Below is a block of records; reproduce all of them exactly and leave out any pictures.

(Records)

(begin)

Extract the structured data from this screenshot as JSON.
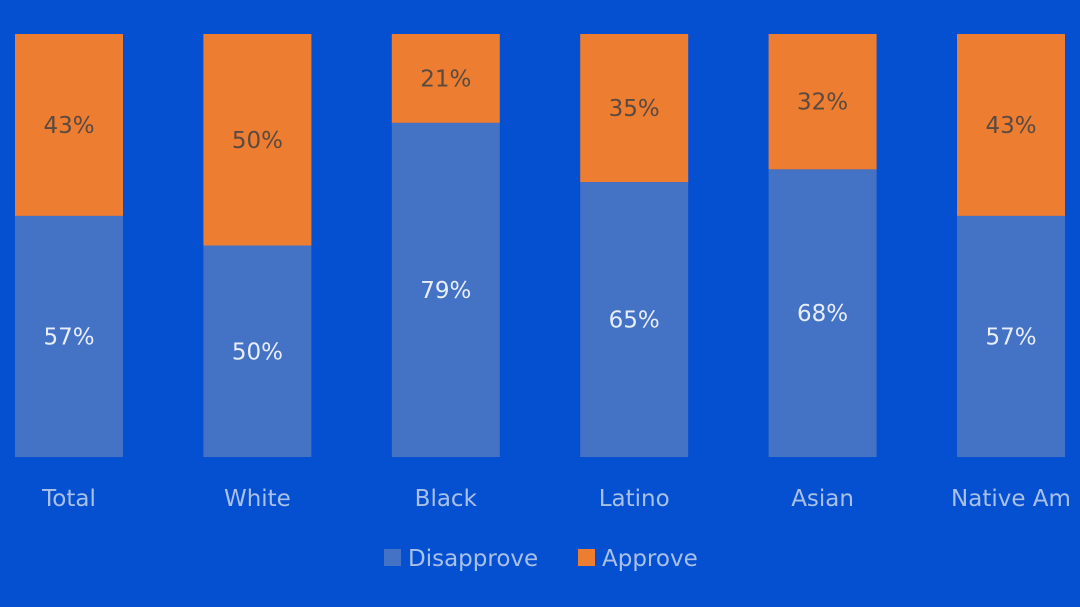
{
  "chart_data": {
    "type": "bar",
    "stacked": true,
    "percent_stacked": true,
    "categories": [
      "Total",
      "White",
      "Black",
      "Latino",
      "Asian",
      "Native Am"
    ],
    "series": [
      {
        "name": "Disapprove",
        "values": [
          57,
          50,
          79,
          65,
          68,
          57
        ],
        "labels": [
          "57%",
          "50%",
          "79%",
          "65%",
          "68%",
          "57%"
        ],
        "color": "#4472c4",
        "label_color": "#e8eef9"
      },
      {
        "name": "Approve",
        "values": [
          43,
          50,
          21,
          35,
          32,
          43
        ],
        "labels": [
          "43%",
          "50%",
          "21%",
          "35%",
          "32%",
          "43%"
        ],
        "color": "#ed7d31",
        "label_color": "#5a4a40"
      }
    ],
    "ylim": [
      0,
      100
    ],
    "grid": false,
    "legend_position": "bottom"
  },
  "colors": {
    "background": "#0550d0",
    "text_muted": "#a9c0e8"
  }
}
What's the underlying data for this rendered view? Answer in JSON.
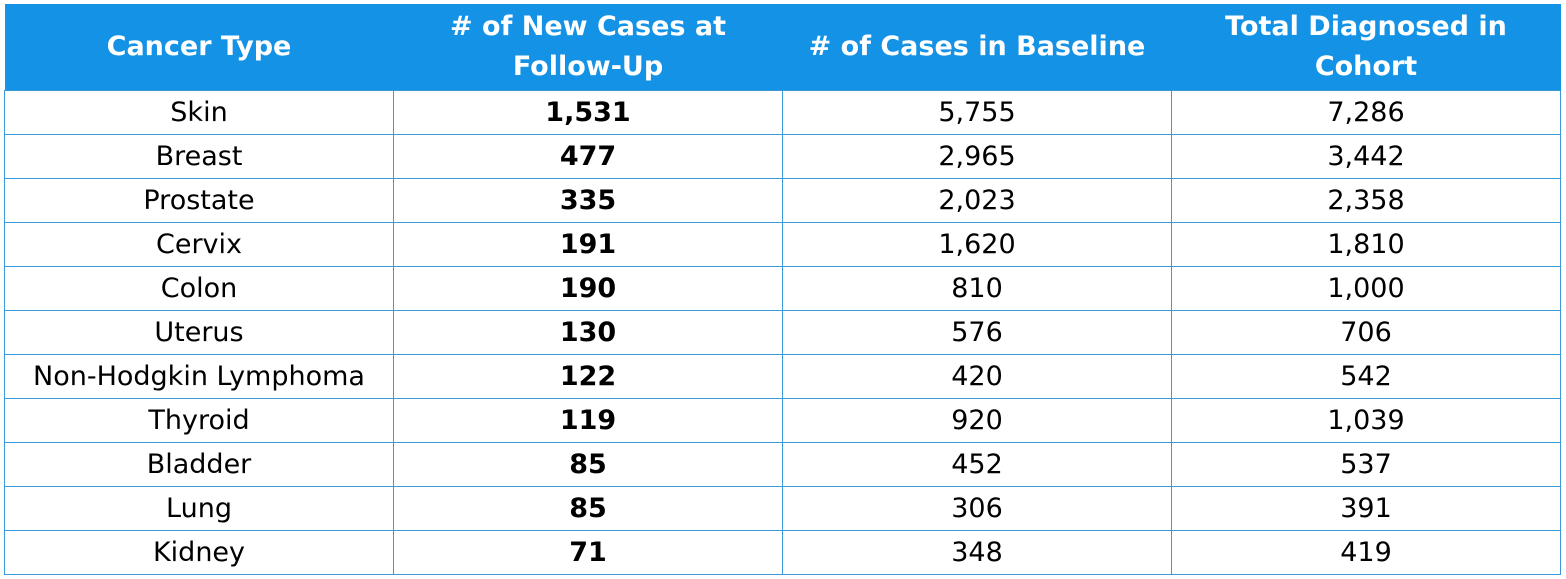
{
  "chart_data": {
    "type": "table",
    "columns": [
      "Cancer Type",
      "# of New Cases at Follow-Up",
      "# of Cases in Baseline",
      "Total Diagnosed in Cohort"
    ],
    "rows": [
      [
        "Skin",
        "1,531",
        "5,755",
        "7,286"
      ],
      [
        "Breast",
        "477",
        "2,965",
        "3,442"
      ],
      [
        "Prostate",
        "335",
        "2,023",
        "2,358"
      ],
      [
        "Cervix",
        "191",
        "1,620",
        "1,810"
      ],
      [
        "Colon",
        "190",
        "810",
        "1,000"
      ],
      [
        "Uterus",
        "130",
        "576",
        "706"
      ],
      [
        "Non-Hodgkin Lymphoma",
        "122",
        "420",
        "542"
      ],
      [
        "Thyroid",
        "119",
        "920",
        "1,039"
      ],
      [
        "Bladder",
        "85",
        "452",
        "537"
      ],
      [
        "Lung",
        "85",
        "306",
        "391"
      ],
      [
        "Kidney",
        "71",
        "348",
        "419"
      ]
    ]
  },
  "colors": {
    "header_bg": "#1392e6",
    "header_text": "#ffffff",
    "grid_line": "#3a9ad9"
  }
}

(end)

» TASK RESPONSE
Extract the structured data from this screenshot as JSON.
{
  "chart_data": {
    "type": "bar",
    "stacked": true,
    "percent_stacked": true,
    "categories": [
      "Total",
      "White",
      "Black",
      "Latino",
      "Asian",
      "Native Am"
    ],
    "series": [
      {
        "name": "Disapprove",
        "values": [
          57,
          50,
          79,
          65,
          68,
          57
        ],
        "labels": [
          "57%",
          "50%",
          "79%",
          "65%",
          "68%",
          "57%"
        ],
        "color": "#4472c4",
        "label_color": "#e8eef9"
      },
      {
        "name": "Approve",
        "values": [
          43,
          50,
          21,
          35,
          32,
          43
        ],
        "labels": [
          "43%",
          "50%",
          "21%",
          "35%",
          "32%",
          "43%"
        ],
        "color": "#ed7d31",
        "label_color": "#5a4a40"
      }
    ],
    "ylim": [
      0,
      100
    ],
    "grid": false,
    "legend_position": "bottom"
  },
  "colors": {
    "background": "#0550d0",
    "text_muted": "#a9c0e8"
  }
}
What's the underlying data for this rendered view? Answer in JSON.
{
  "chart_data": {
    "type": "table",
    "columns": [
      "Cancer Type",
      "# of New Cases at Follow-Up",
      "# of Cases in Baseline",
      "Total Diagnosed in Cohort"
    ],
    "rows": [
      [
        "Skin",
        "1,531",
        "5,755",
        "7,286"
      ],
      [
        "Breast",
        "477",
        "2,965",
        "3,442"
      ],
      [
        "Prostate",
        "335",
        "2,023",
        "2,358"
      ],
      [
        "Cervix",
        "191",
        "1,620",
        "1,810"
      ],
      [
        "Colon",
        "190",
        "810",
        "1,000"
      ],
      [
        "Uterus",
        "130",
        "576",
        "706"
      ],
      [
        "Non-Hodgkin Lymphoma",
        "122",
        "420",
        "542"
      ],
      [
        "Thyroid",
        "119",
        "920",
        "1,039"
      ],
      [
        "Bladder",
        "85",
        "452",
        "537"
      ],
      [
        "Lung",
        "85",
        "306",
        "391"
      ],
      [
        "Kidney",
        "71",
        "348",
        "419"
      ]
    ]
  },
  "colors": {
    "header_bg": "#1392e6",
    "header_text": "#ffffff",
    "grid_line": "#3a9ad9"
  }
}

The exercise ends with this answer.